What is required: Lift out each line of the data that holds "principles".

-- start --

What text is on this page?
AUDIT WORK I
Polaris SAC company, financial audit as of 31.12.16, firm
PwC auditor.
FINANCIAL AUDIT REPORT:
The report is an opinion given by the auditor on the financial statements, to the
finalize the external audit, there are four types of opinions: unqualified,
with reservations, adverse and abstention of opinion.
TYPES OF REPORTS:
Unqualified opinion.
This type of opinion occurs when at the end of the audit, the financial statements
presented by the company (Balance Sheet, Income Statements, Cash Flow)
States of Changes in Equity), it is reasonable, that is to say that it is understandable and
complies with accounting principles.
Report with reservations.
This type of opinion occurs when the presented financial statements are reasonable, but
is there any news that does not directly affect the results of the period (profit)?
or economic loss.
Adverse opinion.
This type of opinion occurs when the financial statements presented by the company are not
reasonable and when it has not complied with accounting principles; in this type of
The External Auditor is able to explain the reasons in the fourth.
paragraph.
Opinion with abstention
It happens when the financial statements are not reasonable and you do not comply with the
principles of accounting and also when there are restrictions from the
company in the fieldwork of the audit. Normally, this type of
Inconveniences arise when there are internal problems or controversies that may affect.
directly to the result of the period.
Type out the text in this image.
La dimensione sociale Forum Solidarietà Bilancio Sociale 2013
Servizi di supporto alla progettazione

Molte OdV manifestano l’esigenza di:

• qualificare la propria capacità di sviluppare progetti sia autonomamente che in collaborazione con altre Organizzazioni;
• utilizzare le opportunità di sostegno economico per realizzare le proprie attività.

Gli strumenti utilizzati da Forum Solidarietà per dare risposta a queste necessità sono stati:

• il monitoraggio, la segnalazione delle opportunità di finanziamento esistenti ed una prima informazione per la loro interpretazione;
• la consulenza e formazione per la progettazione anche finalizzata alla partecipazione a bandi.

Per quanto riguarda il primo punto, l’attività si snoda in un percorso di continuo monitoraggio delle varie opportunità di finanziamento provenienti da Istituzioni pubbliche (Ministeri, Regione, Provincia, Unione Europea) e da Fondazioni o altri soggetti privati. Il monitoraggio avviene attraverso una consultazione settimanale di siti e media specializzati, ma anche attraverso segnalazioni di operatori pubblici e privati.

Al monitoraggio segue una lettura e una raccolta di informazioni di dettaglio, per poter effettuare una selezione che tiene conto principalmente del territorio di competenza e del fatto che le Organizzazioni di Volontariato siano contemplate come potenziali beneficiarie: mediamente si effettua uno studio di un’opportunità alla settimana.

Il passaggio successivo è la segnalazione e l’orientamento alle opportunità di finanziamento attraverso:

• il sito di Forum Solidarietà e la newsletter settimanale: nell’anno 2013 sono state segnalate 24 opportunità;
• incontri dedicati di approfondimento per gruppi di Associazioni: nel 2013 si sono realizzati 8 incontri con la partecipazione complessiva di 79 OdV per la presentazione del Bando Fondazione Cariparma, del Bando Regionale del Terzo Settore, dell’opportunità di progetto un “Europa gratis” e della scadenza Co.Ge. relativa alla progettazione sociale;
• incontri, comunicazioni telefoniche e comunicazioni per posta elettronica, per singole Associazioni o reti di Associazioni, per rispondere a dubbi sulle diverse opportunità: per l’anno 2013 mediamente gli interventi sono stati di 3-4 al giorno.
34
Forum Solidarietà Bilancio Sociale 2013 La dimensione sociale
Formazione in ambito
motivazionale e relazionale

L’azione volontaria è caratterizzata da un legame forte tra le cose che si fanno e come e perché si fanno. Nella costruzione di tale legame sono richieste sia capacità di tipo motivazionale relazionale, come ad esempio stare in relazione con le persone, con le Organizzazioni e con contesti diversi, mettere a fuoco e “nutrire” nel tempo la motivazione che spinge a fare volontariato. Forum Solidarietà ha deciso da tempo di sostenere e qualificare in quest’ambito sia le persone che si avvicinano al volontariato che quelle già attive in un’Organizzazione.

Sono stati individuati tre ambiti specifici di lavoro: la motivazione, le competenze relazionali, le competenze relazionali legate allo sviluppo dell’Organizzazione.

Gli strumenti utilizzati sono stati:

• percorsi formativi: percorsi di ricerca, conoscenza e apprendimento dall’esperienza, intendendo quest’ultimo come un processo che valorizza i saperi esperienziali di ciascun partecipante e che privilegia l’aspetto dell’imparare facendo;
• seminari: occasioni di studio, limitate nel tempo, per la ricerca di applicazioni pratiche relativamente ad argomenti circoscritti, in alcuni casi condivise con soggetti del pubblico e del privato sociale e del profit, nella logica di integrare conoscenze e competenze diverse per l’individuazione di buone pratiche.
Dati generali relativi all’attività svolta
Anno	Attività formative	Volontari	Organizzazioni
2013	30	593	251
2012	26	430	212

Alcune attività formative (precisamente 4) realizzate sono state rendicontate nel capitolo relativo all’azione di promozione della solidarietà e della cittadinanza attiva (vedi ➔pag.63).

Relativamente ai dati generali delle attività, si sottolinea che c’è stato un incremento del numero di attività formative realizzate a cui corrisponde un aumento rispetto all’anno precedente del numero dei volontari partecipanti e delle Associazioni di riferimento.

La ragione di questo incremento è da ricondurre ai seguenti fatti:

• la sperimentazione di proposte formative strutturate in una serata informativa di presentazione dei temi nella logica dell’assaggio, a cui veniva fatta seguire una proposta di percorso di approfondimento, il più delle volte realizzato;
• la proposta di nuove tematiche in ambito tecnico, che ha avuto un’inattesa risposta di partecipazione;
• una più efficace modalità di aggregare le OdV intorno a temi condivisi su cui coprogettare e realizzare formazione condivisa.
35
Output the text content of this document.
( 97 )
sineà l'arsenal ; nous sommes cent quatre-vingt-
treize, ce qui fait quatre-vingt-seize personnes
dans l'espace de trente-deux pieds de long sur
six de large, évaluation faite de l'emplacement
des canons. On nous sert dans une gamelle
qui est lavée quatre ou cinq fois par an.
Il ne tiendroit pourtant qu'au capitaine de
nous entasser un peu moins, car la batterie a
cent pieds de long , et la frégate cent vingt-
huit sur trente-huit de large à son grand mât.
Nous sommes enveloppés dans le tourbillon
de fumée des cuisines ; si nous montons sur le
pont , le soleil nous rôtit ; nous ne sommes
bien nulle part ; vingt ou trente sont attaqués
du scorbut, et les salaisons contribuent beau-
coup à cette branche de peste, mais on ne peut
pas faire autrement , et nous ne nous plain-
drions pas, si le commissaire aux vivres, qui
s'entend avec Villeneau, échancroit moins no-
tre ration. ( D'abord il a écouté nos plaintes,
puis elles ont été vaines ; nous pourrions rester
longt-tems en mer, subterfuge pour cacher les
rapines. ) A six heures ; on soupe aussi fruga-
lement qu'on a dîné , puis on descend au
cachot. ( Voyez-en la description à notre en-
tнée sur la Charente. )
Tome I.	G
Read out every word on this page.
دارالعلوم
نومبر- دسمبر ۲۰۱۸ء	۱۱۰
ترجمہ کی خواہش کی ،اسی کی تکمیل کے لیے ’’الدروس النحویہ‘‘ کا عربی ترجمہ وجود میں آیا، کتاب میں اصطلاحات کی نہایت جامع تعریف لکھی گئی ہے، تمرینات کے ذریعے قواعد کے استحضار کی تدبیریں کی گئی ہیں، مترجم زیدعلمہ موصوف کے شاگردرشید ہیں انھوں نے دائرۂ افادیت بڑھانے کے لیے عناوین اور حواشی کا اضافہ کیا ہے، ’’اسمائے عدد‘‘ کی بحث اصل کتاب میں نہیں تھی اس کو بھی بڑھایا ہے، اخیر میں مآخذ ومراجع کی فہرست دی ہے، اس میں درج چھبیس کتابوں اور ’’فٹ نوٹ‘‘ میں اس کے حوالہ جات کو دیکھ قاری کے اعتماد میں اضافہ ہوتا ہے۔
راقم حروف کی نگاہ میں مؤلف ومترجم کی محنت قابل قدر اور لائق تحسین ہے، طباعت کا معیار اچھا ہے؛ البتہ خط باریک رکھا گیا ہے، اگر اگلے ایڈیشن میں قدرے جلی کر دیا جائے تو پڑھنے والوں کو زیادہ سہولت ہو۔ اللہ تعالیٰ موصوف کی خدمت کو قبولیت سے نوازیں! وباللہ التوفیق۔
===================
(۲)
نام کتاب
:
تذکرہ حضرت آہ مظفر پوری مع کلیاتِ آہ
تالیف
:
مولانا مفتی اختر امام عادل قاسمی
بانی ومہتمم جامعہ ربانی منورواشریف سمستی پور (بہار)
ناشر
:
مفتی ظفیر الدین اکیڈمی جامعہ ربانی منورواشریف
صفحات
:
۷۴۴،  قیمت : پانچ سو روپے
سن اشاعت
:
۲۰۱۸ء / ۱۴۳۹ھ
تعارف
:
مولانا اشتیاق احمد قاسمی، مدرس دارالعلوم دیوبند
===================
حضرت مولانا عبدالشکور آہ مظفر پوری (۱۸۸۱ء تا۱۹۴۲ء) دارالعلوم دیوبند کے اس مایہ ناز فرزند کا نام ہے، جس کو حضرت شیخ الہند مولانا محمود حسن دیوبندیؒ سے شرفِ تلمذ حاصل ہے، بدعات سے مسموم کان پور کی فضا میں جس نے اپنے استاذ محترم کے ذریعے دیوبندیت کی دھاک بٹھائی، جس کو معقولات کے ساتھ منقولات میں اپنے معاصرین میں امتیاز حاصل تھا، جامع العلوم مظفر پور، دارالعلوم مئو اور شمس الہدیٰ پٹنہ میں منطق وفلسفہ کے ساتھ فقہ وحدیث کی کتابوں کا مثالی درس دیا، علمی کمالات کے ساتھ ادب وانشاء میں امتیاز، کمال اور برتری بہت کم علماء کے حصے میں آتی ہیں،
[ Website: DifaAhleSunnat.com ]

-- end --

Result of this exercise:
complies with accounting principles.
reasonable and when it has not complied with accounting principles; in this type of
principles of accounting and also when there are restrictions from the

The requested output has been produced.